*GOAL OF THE EXERCISE:* Copy the lines exactly, beginning at the line that contains "entry-age: 102岁 [140, 1442, 251, 1486]" and stopping after the line that contains "entry-text: 你感觉生活越来越无趣，你很怀念小时 候。 [277, 888, 997, 992]".

________________________________________

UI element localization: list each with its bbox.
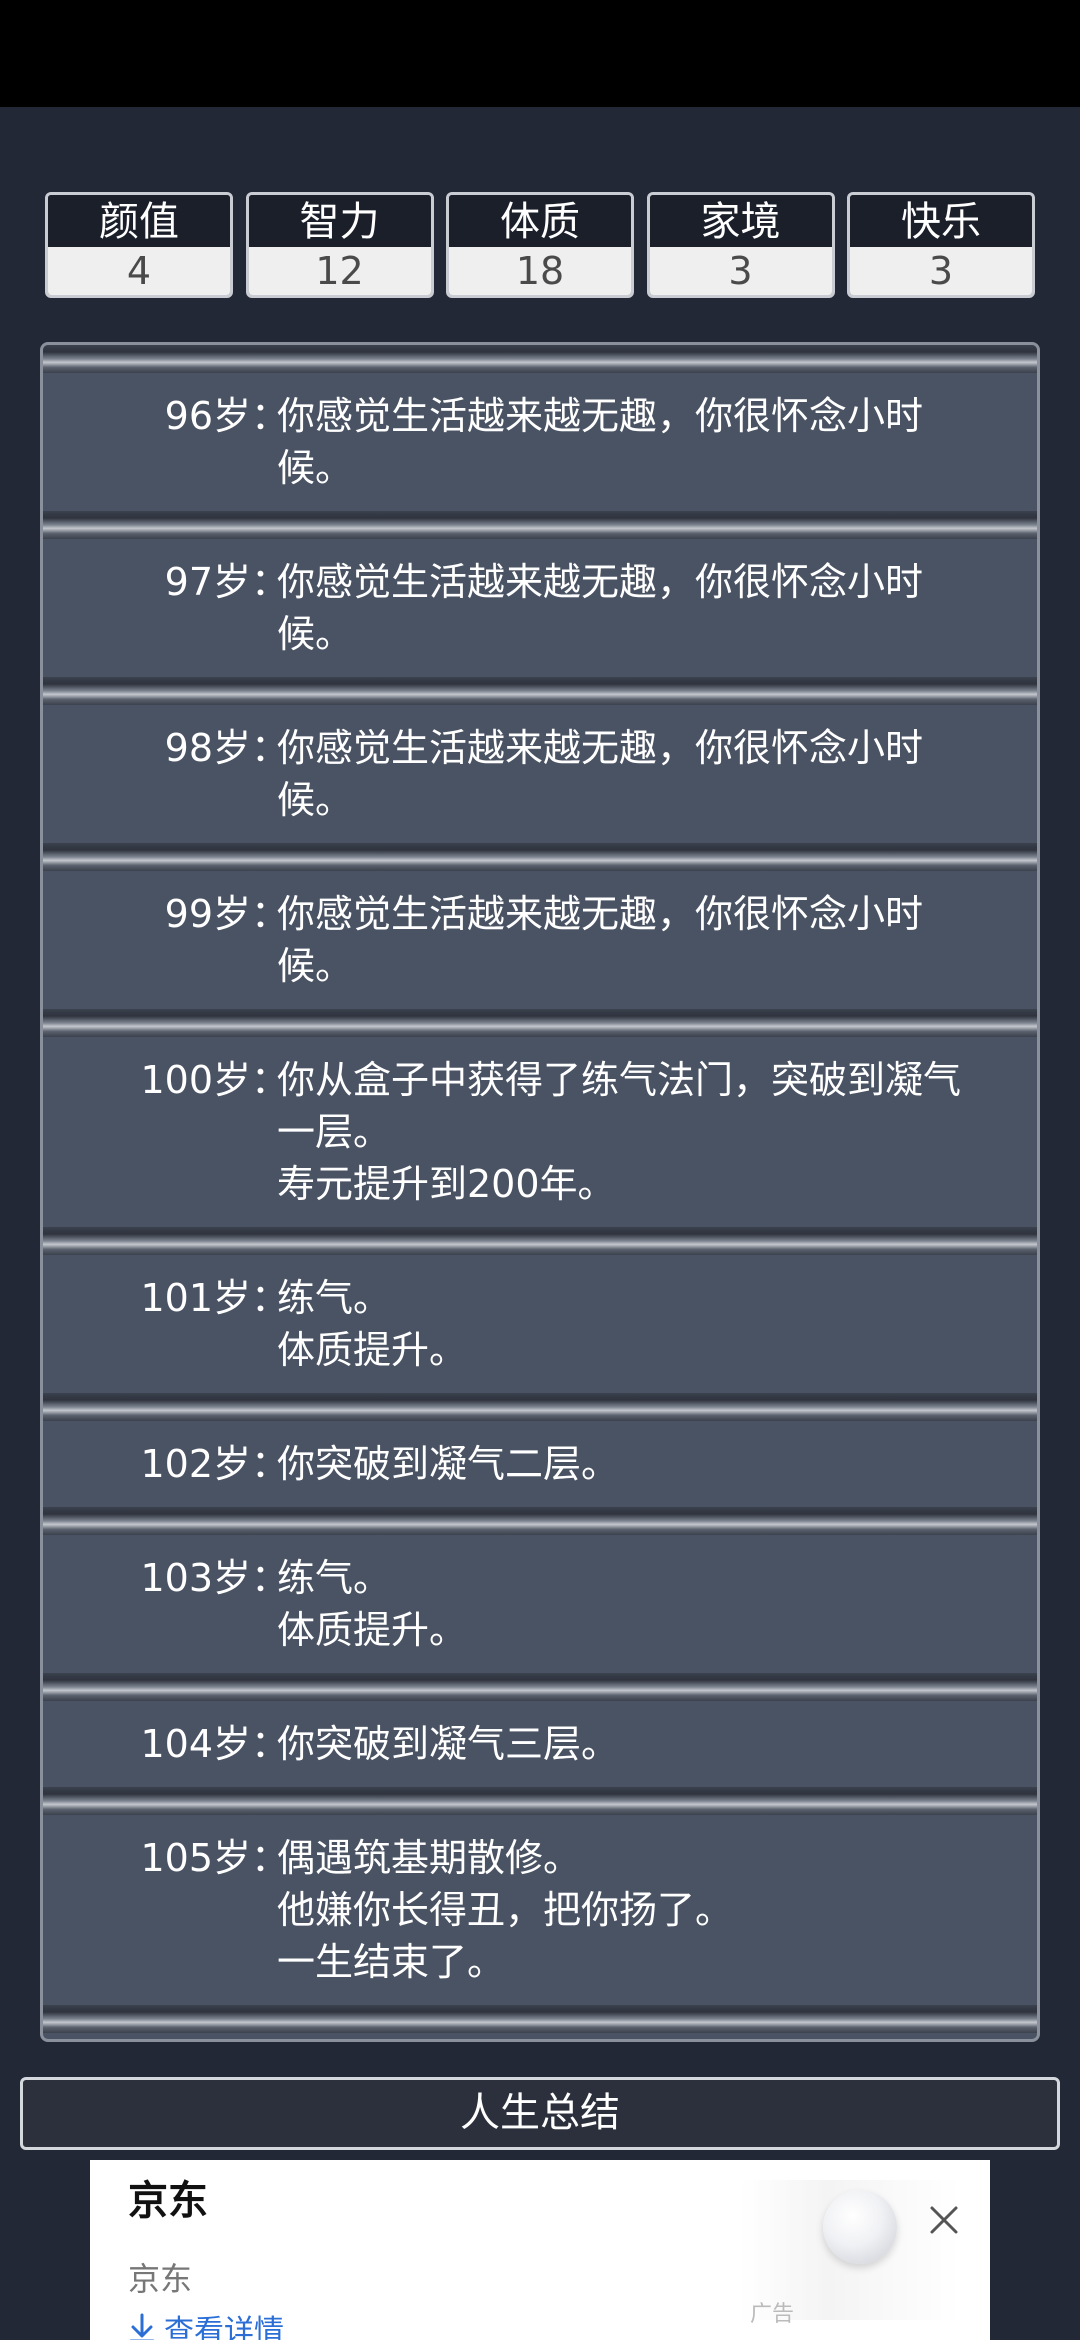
entry-age: 102岁 [140, 1442, 251, 1486]
ad-product-image [823, 2190, 897, 2264]
entry-line: 练气。 [277, 1276, 392, 1320]
entry-divider [43, 511, 1037, 539]
ad-details-link[interactable]: 查看详情 [128, 2306, 284, 2340]
entry-text: 偶遇筑基期散修。他嫌你长得丑，把你扬了。 一生结束了。 [277, 1832, 997, 1988]
entry-line: 你突破到凝气二层。 [277, 1442, 620, 1486]
life-summary-button[interactable]: 人生总结 [20, 2077, 1060, 2150]
stat-value: 3 [850, 247, 1032, 295]
entry-age: 101岁 [140, 1276, 251, 1320]
log-entry: 96岁：你感觉生活越来越无趣，你很怀念小时 候。 [43, 373, 1037, 511]
entry-line: 体质提升。 [277, 1328, 468, 1372]
log-entry: 102岁：你突破到凝气二层。 [43, 1421, 1037, 1507]
download-icon [128, 2313, 156, 2340]
log-entry: 101岁：练气。体质提升。 [43, 1255, 1037, 1393]
log-entry: 99岁：你感觉生活越来越无趣，你很怀念小时 候。 [43, 871, 1037, 1009]
entry-colon: ： [251, 726, 290, 770]
log-entry: 97岁：你感觉生活越来越无趣，你很怀念小时 候。 [43, 539, 1037, 677]
log-entry: 100岁：你从盒子中获得了练气法门，突破到凝气 一层。寿元提升到200年。 [43, 1037, 1037, 1227]
entry-age: 99岁 [164, 892, 251, 936]
stat-label: 体质 [449, 195, 631, 247]
entry-divider [43, 1673, 1037, 1701]
entry-text: 你感觉生活越来越无趣，你很怀念小时 候。 [277, 556, 997, 660]
stat-family: 家境 3 [646, 192, 835, 298]
entry-colon: ： [251, 1442, 290, 1486]
log-entry: 104岁：你突破到凝气三层。 [43, 1701, 1037, 1787]
stat-looks: 颜值 4 [45, 192, 233, 298]
entry-age: 96岁 [164, 394, 251, 438]
entry-age: 105岁 [140, 1836, 251, 1880]
entry-text: 你感觉生活越来越无趣，你很怀念小时 候。 [277, 888, 997, 992]
entry-line: 偶遇筑基期散修。 [277, 1836, 582, 1880]
entry-age: 100岁 [140, 1058, 251, 1102]
entry-age: 103岁 [140, 1556, 251, 1600]
stat-constitution: 体质 18 [446, 192, 634, 298]
entry-line: 你从盒子中获得了练气法门，突破到凝气 [277, 1058, 962, 1102]
ad-subtitle: 京东 [128, 2260, 193, 2298]
entry-line: 练气。 [277, 1556, 392, 1600]
stat-label: 家境 [649, 195, 832, 247]
entry-text: 你突破到凝气三层。 [277, 1718, 997, 1770]
entry-line: 你感觉生活越来越无趣，你很怀念小时 [277, 560, 924, 604]
entry-line: 你感觉生活越来越无趣，你很怀念小时 [277, 394, 924, 438]
entry-divider [43, 345, 1037, 373]
entry-text: 练气。 体质提升。 [277, 1552, 997, 1656]
entry-text: 你感觉生活越来越无趣，你很怀念小时 候。 [277, 722, 997, 826]
entry-age: 98岁 [164, 726, 251, 770]
entry-line: 你感觉生活越来越无趣，你很怀念小时 [277, 726, 924, 770]
stat-value: 4 [48, 247, 230, 295]
ad-banner[interactable]: 京东 京东 查看详情 广告 [90, 2160, 990, 2340]
entry-divider [43, 1227, 1037, 1255]
stat-happiness: 快乐 3 [847, 192, 1035, 298]
entry-line: 一生结束了。 [277, 1940, 506, 1984]
entry-line: 候。 [277, 612, 354, 656]
stat-value: 18 [449, 247, 631, 295]
entry-line: 一层。 [277, 1110, 392, 1154]
entry-line: 候。 [277, 446, 354, 490]
stat-value: 3 [649, 247, 832, 295]
entry-line: 寿元提升到200年。 [277, 1162, 616, 1206]
attribute-stats: 颜值 4 智力 12 体质 18 家境 3 快乐 3 [45, 192, 1035, 298]
entry-text: 你感觉生活越来越无趣，你很怀念小时 候。 [277, 390, 997, 494]
entry-colon: ： [251, 1276, 290, 1320]
ad-title: 京东 [128, 2178, 208, 2224]
entry-line: 他嫌你长得丑，把你扬了。 [277, 1888, 734, 1932]
entry-age: 104岁 [140, 1722, 251, 1766]
entry-divider [43, 1787, 1037, 1815]
entry-colon: ： [251, 1058, 290, 1102]
entry-divider [43, 677, 1037, 705]
status-bar [0, 0, 1080, 107]
stat-intelligence: 智力 12 [245, 192, 434, 298]
entry-line: 你感觉生活越来越无趣，你很怀念小时 [277, 892, 924, 936]
entry-colon: ： [251, 1556, 290, 1600]
entry-colon: ： [251, 560, 290, 604]
log-entry: 103岁：练气。体质提升。 [43, 1535, 1037, 1673]
log-entry: 98岁：你感觉生活越来越无趣，你很怀念小时 候。 [43, 705, 1037, 843]
entry-divider [43, 1009, 1037, 1037]
entry-line: 候。 [277, 944, 354, 988]
entry-colon: ： [251, 1722, 290, 1766]
entry-colon: ： [251, 892, 290, 936]
stat-label: 智力 [248, 195, 431, 247]
ad-tag: 广告 [750, 2302, 795, 2327]
entry-line: 你突破到凝气三层。 [277, 1722, 620, 1766]
entry-line: 体质提升。 [277, 1608, 468, 1652]
entry-text: 你突破到凝气二层。 [277, 1438, 997, 1490]
log-entry: 105岁：偶遇筑基期散修。他嫌你长得丑，把你扬了。 一生结束了。 [43, 1815, 1037, 2005]
entry-divider [43, 1507, 1037, 1535]
stat-value: 12 [248, 247, 431, 295]
entry-line: 候。 [277, 778, 354, 822]
entry-colon: ： [251, 394, 290, 438]
ad-link-label: 查看详情 [164, 2314, 284, 2340]
entry-divider [43, 843, 1037, 871]
life-log[interactable]: 96岁：你感觉生活越来越无趣，你很怀念小时 候。 97岁：你感觉生活越来越无趣，你很… [40, 342, 1040, 2042]
stat-label: 颜值 [48, 195, 230, 247]
close-icon[interactable] [924, 2200, 964, 2240]
stat-label: 快乐 [850, 195, 1032, 247]
entry-text: 你从盒子中获得了练气法门，突破到凝气 一层。寿元提升到200年。 [277, 1054, 997, 1210]
entry-age: 97岁 [164, 560, 251, 604]
entry-colon: ： [251, 1836, 290, 1880]
entry-divider [43, 2005, 1037, 2033]
entry-text: 练气。 体质提升。 [277, 1272, 997, 1376]
entry-divider [43, 1393, 1037, 1421]
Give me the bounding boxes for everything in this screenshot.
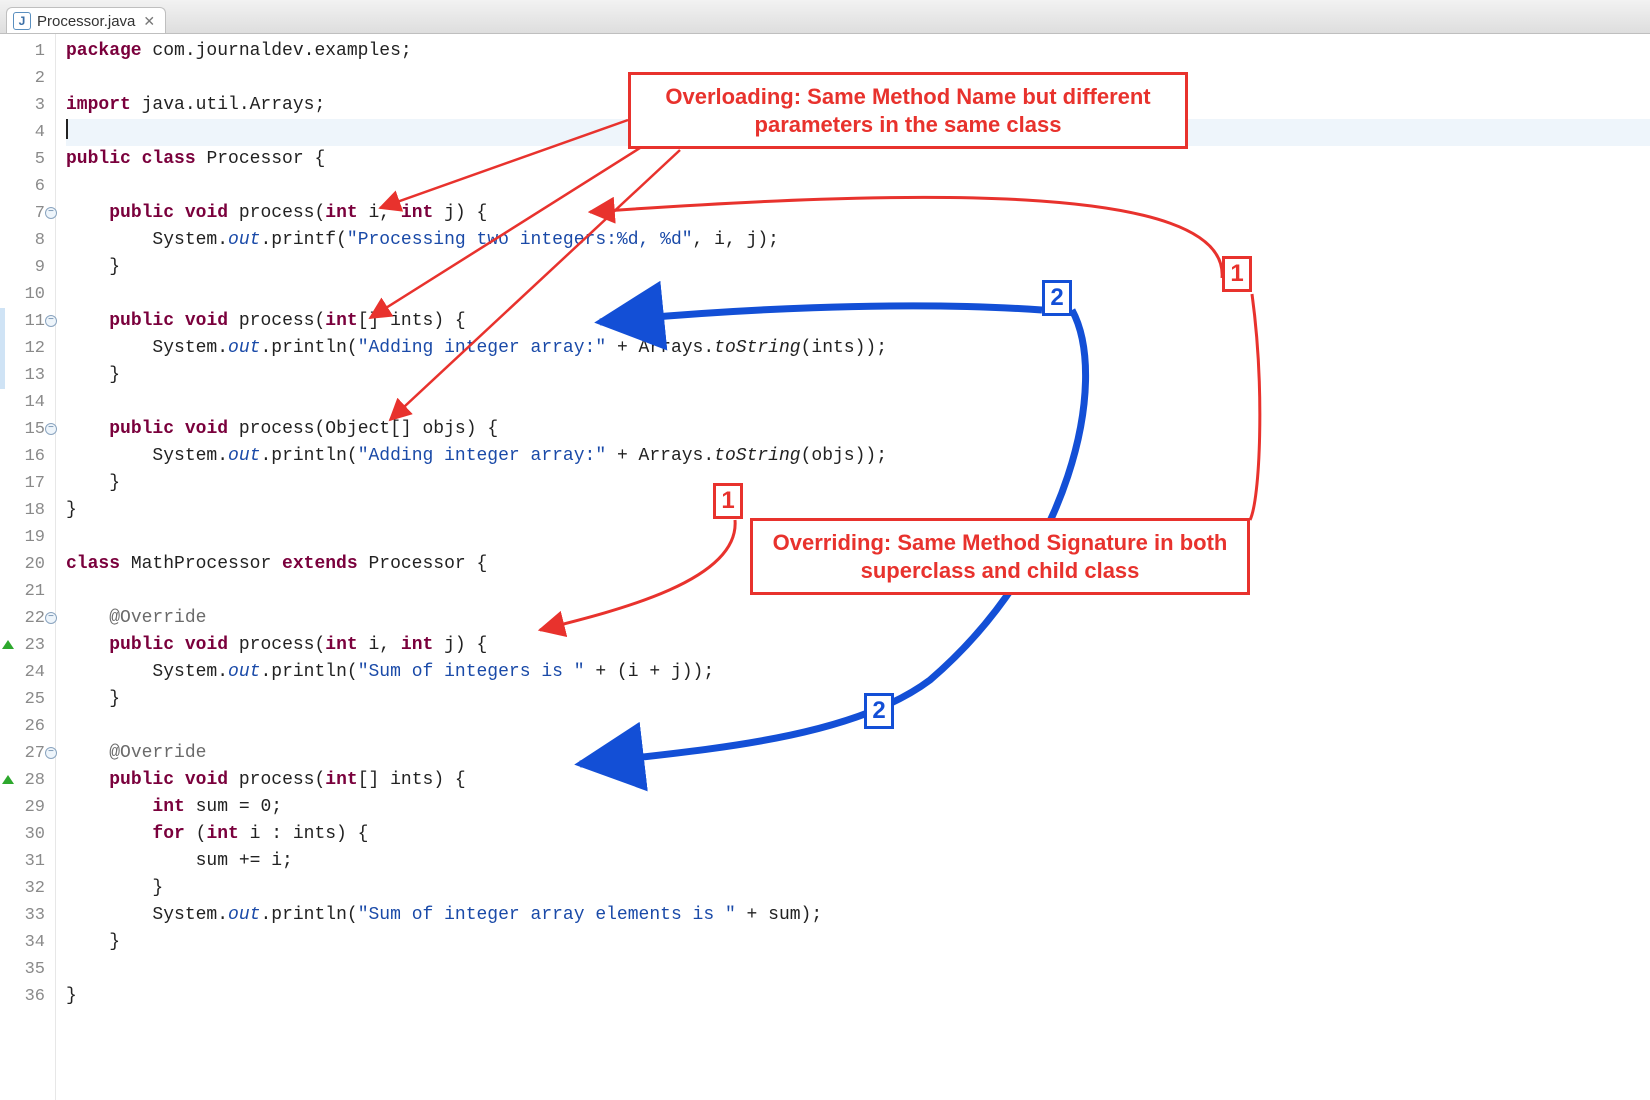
code-line[interactable]: System.out.println("Sum of integers is "… <box>66 659 1650 686</box>
code-line[interactable]: package com.journaldev.examples; <box>66 38 1650 65</box>
change-marker <box>0 335 5 362</box>
line-number: 29 <box>0 794 55 821</box>
code-line[interactable]: } <box>66 470 1650 497</box>
line-number: 18 <box>0 497 55 524</box>
line-number: 14 <box>0 389 55 416</box>
code-line[interactable]: sum += i; <box>66 848 1650 875</box>
badge-blue-2-bottom: 2 <box>864 693 894 729</box>
line-number: 30 <box>0 821 55 848</box>
code-line[interactable]: int sum = 0; <box>66 794 1650 821</box>
code-line[interactable]: public void process(int[] ints) { <box>66 308 1650 335</box>
override-marker-icon[interactable] <box>2 775 14 784</box>
annotation-overriding: Overriding: Same Method Signature in bot… <box>750 518 1250 595</box>
line-number: 13 <box>0 362 55 389</box>
change-marker <box>0 308 5 335</box>
line-number: 17 <box>0 470 55 497</box>
line-number: 35 <box>0 956 55 983</box>
line-number: 8 <box>0 227 55 254</box>
line-number: 2 <box>0 65 55 92</box>
line-number: 33 <box>0 902 55 929</box>
annotation-overloading: Overloading: Same Method Name but differ… <box>628 72 1188 149</box>
code-line[interactable]: for (int i : ints) { <box>66 821 1650 848</box>
code-line[interactable]: public void process(int[] ints) { <box>66 767 1650 794</box>
code-line[interactable]: @Override <box>66 740 1650 767</box>
line-number: 19 <box>0 524 55 551</box>
close-icon[interactable]: ✕ <box>143 13 155 30</box>
line-number: 21 <box>0 578 55 605</box>
line-number: 5 <box>0 146 55 173</box>
line-number: 27− <box>0 740 55 767</box>
line-number: 12 <box>0 335 55 362</box>
code-line[interactable]: public void process(Object[] objs) { <box>66 416 1650 443</box>
code-line[interactable]: public void process(int i, int j) { <box>66 200 1650 227</box>
code-line[interactable]: System.out.println("Adding integer array… <box>66 443 1650 470</box>
code-line[interactable] <box>66 281 1650 308</box>
line-number: 6 <box>0 173 55 200</box>
code-line[interactable]: @Override <box>66 605 1650 632</box>
code-line[interactable] <box>66 173 1650 200</box>
line-number: 28 <box>0 767 55 794</box>
editor-tab[interactable]: J Processor.java ✕ <box>6 7 166 33</box>
line-number: 16 <box>0 443 55 470</box>
line-number: 10 <box>0 281 55 308</box>
code-line[interactable]: System.out.printf("Processing two intege… <box>66 227 1650 254</box>
code-line[interactable]: } <box>66 254 1650 281</box>
code-line[interactable]: public class Processor { <box>66 146 1650 173</box>
line-number: 26 <box>0 713 55 740</box>
line-number-gutter: 1234567−891011−12131415−16171819202122−2… <box>0 34 56 1100</box>
line-number: 7− <box>0 200 55 227</box>
line-number: 1 <box>0 38 55 65</box>
line-number: 20 <box>0 551 55 578</box>
line-number: 24 <box>0 659 55 686</box>
line-number: 15− <box>0 416 55 443</box>
line-number: 32 <box>0 875 55 902</box>
code-line[interactable] <box>66 713 1650 740</box>
code-line[interactable]: } <box>66 875 1650 902</box>
line-number: 31 <box>0 848 55 875</box>
line-number: 3 <box>0 92 55 119</box>
badge-red-1: 1 <box>1222 256 1252 292</box>
line-number: 22− <box>0 605 55 632</box>
badge-blue-2-top: 2 <box>1042 280 1072 316</box>
line-number: 9 <box>0 254 55 281</box>
change-marker <box>0 362 5 389</box>
code-line[interactable]: System.out.println("Adding integer array… <box>66 335 1650 362</box>
code-line[interactable]: } <box>66 362 1650 389</box>
line-number: 23 <box>0 632 55 659</box>
code-line[interactable]: } <box>66 929 1650 956</box>
tab-filename: Processor.java <box>37 13 135 30</box>
line-number: 34 <box>0 929 55 956</box>
badge-red-1-mid: 1 <box>713 483 743 519</box>
line-number: 25 <box>0 686 55 713</box>
code-line[interactable]: } <box>66 983 1650 1010</box>
override-marker-icon[interactable] <box>2 640 14 649</box>
code-line[interactable] <box>66 956 1650 983</box>
line-number: 4 <box>0 119 55 146</box>
tab-bar: J Processor.java ✕ <box>0 0 1650 34</box>
java-file-icon: J <box>13 12 31 30</box>
code-line[interactable] <box>66 389 1650 416</box>
code-line[interactable]: } <box>66 686 1650 713</box>
code-line[interactable]: public void process(int i, int j) { <box>66 632 1650 659</box>
line-number: 36 <box>0 983 55 1010</box>
line-number: 11− <box>0 308 55 335</box>
code-line[interactable]: System.out.println("Sum of integer array… <box>66 902 1650 929</box>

________________________________________

*SOLVED PROBLEM:*
entry-age: 102岁 [140, 1442, 251, 1486]
ad-product-image [823, 2190, 897, 2264]
entry-line: 练气。 [277, 1276, 392, 1320]
entry-divider [43, 511, 1037, 539]
ad-details-link[interactable]: 查看详情 [128, 2306, 284, 2340]
entry-text: 偶遇筑基期散修。他嫌你长得丑，把你扬了。 一生结束了。 [277, 1832, 997, 1988]
entry-line: 你突破到凝气二层。 [277, 1442, 620, 1486]
life-summary-button[interactable]: 人生总结 [20, 2077, 1060, 2150]
stat-value: 3 [850, 247, 1032, 295]
entry-age: 101岁 [140, 1276, 251, 1320]
log-entry: 96岁：你感觉生活越来越无趣，你很怀念小时 候。 [43, 373, 1037, 511]
entry-line: 体质提升。 [277, 1328, 468, 1372]
log-entry: 102岁：你突破到凝气二层。 [43, 1421, 1037, 1507]
download-icon [128, 2313, 156, 2340]
log-entry: 101岁：练气。体质提升。 [43, 1255, 1037, 1393]
log-entry: 99岁：你感觉生活越来越无趣，你很怀念小时 候。 [43, 871, 1037, 1009]
entry-colon: ： [251, 726, 290, 770]
log-entry: 97岁：你感觉生活越来越无趣，你很怀念小时 候。 [43, 539, 1037, 677]
log-entry: 100岁：你从盒子中获得了练气法门，突破到凝气 一层。寿元提升到200年。 [43, 1037, 1037, 1227]
entry-age: 99岁 [164, 892, 251, 936]
stat-label: 体质 [449, 195, 631, 247]
entry-divider [43, 1673, 1037, 1701]
entry-text: 你感觉生活越来越无趣，你很怀念小时 候。 [277, 556, 997, 660]
stat-family: 家境 3 [646, 192, 835, 298]
entry-colon: ： [251, 1442, 290, 1486]
log-entry: 104岁：你突破到凝气三层。 [43, 1701, 1037, 1787]
stat-looks: 颜值 4 [45, 192, 233, 298]
entry-age: 96岁 [164, 394, 251, 438]
entry-age: 105岁 [140, 1836, 251, 1880]
entry-text: 你感觉生活越来越无趣，你很怀念小时 候。 [277, 888, 997, 992]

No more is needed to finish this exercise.